Data listing:
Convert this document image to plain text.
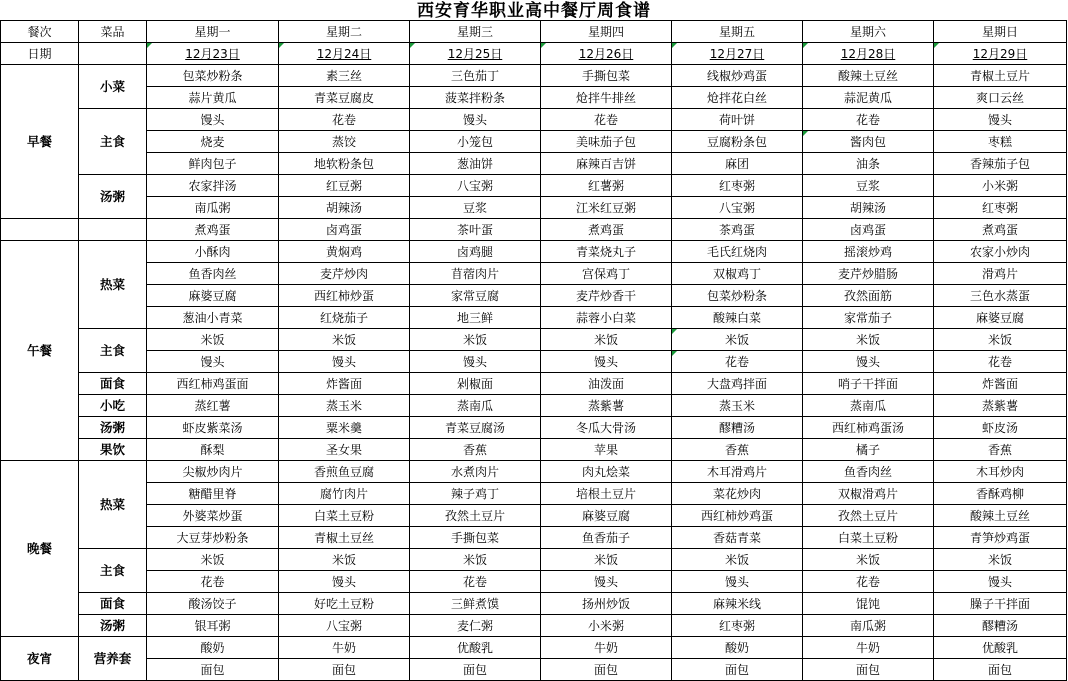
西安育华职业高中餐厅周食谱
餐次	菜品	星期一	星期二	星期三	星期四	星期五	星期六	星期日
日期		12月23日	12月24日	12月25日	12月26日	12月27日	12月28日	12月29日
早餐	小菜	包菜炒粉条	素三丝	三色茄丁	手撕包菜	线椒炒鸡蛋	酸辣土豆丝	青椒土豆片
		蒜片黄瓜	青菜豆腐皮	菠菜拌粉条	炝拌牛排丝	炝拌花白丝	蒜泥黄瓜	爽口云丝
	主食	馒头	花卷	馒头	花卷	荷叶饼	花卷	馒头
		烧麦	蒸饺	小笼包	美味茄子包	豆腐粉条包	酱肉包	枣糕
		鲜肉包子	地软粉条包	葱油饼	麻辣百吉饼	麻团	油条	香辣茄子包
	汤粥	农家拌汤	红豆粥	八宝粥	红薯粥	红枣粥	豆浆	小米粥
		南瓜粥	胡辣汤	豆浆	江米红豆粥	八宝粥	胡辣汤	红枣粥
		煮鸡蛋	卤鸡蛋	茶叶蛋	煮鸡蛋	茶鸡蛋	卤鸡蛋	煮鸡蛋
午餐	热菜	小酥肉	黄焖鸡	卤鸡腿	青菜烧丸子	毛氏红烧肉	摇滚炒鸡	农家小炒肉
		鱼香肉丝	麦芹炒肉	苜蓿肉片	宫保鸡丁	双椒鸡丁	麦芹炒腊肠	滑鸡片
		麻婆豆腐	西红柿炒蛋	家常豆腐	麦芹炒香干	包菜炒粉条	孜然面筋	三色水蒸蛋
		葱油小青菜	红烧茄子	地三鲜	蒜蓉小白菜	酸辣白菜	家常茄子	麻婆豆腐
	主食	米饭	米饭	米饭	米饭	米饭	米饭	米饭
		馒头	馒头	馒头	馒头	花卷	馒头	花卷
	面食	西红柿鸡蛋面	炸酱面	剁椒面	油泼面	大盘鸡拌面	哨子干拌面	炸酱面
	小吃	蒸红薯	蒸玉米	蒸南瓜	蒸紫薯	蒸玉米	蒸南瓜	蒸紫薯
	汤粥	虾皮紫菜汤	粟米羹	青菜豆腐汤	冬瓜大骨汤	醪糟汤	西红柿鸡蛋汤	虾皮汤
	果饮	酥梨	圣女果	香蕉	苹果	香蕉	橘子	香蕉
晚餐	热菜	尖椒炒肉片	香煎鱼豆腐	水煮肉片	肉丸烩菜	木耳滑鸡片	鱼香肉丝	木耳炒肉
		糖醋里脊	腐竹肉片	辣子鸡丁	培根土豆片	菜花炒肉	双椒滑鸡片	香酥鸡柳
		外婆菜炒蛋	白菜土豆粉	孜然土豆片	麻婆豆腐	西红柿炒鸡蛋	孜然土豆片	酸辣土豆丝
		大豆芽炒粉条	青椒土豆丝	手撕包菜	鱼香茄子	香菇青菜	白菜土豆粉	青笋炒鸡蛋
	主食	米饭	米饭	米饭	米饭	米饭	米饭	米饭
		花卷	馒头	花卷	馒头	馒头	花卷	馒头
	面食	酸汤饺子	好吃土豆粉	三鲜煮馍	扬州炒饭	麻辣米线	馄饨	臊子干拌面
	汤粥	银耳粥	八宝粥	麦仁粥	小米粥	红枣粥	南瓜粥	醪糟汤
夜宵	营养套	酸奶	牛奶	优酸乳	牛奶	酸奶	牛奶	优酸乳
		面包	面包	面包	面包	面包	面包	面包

==

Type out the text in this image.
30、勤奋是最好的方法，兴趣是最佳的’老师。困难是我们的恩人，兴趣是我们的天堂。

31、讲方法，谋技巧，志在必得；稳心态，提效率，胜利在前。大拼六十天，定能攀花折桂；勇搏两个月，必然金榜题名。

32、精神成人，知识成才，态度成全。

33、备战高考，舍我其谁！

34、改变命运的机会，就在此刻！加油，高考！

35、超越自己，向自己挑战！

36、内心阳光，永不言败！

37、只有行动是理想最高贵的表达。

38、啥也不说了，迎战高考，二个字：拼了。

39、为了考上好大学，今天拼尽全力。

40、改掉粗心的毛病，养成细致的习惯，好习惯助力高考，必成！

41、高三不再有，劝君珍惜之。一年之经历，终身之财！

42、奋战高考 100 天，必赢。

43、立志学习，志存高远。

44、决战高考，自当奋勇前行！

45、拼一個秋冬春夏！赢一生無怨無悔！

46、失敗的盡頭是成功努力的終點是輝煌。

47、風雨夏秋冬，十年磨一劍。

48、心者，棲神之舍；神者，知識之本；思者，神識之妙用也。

§ **Short task**: State how many lines above include the word "鱼香肉丝", and nothing more.

§ **The result**: 2